┌─ MATERIAL

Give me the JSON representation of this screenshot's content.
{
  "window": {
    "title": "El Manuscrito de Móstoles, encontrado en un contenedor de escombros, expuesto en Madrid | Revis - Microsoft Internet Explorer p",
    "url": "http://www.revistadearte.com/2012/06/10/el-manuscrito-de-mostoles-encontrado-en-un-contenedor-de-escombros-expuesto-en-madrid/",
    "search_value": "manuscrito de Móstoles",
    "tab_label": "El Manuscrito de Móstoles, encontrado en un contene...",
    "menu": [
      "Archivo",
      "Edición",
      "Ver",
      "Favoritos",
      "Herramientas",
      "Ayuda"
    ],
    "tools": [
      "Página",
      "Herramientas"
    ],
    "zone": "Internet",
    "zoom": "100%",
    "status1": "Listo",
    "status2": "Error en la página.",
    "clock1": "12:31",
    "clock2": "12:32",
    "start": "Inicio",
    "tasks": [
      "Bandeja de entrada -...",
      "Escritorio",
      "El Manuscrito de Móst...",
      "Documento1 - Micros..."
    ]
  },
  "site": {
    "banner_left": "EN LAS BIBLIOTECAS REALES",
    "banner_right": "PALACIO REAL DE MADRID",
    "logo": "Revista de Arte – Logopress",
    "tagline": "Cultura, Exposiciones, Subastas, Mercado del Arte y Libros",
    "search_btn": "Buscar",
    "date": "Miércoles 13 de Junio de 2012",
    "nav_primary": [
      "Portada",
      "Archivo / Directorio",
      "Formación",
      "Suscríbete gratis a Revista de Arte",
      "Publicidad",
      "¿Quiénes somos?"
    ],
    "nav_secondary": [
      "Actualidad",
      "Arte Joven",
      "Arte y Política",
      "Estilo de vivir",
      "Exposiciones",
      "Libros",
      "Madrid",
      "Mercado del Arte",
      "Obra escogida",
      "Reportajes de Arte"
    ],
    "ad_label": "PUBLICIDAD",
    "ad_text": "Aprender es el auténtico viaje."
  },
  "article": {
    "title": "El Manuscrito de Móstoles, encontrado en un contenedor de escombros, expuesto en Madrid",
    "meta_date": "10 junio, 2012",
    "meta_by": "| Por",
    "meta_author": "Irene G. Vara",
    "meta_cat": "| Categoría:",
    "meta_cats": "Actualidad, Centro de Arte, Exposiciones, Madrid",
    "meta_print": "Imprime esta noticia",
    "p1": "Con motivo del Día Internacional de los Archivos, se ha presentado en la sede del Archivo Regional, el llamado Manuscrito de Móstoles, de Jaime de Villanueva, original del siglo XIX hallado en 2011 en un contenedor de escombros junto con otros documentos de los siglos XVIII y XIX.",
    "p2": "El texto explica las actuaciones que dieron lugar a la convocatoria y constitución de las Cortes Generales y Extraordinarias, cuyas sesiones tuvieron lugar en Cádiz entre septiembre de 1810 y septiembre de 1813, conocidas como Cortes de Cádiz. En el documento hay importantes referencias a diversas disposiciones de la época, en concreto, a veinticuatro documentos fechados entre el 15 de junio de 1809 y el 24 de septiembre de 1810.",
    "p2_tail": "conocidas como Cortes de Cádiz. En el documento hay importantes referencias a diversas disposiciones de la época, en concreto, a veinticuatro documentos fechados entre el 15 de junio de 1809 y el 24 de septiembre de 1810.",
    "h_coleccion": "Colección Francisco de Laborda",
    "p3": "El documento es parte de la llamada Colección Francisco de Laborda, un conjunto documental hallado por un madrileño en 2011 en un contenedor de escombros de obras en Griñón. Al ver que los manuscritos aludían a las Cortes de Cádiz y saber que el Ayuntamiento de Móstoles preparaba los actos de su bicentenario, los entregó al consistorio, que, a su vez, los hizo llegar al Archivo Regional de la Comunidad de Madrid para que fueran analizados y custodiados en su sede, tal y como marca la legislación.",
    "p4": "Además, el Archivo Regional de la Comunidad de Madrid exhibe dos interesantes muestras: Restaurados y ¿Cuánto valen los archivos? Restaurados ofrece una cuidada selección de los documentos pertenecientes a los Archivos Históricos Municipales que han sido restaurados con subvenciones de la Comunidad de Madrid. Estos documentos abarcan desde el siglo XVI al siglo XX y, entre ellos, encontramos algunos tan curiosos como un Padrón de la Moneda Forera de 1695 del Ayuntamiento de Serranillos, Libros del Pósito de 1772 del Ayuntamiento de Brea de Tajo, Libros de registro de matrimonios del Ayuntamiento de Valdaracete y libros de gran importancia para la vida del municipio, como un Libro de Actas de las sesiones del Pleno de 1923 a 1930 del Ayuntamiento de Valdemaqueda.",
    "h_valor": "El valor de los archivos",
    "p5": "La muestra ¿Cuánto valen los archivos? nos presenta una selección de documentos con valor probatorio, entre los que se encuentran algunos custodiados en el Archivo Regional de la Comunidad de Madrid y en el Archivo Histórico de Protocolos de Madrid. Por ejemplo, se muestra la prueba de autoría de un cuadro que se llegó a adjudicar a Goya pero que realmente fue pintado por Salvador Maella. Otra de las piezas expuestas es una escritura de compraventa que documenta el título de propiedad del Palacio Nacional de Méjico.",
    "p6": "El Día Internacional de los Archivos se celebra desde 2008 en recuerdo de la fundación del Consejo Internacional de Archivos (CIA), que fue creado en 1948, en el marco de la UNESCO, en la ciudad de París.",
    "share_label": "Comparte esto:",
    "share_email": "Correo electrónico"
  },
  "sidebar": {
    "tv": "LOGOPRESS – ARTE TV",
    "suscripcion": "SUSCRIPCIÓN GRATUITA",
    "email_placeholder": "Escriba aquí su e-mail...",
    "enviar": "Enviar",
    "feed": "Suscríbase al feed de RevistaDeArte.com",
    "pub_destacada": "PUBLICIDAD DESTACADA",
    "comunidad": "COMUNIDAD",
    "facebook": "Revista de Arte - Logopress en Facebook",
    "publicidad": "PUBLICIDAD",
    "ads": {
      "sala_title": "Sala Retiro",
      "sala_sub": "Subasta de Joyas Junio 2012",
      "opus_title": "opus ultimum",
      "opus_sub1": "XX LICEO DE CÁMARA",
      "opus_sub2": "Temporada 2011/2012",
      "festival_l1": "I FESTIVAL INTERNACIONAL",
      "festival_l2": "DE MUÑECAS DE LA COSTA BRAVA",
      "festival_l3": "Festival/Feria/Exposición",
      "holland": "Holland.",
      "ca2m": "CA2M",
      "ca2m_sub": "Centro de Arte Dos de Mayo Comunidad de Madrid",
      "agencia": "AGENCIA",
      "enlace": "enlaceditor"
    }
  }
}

└─

**WORK REQUIRED**. Return all the lines that contain the string "Centro".

**OUTPUT OF THE TASK**.
    "meta_cats": "Actualidad, Centro de Arte, Exposiciones, Madrid",
      "ca2m_sub": "Centro de Arte Dos de Mayo Comunidad de Madrid",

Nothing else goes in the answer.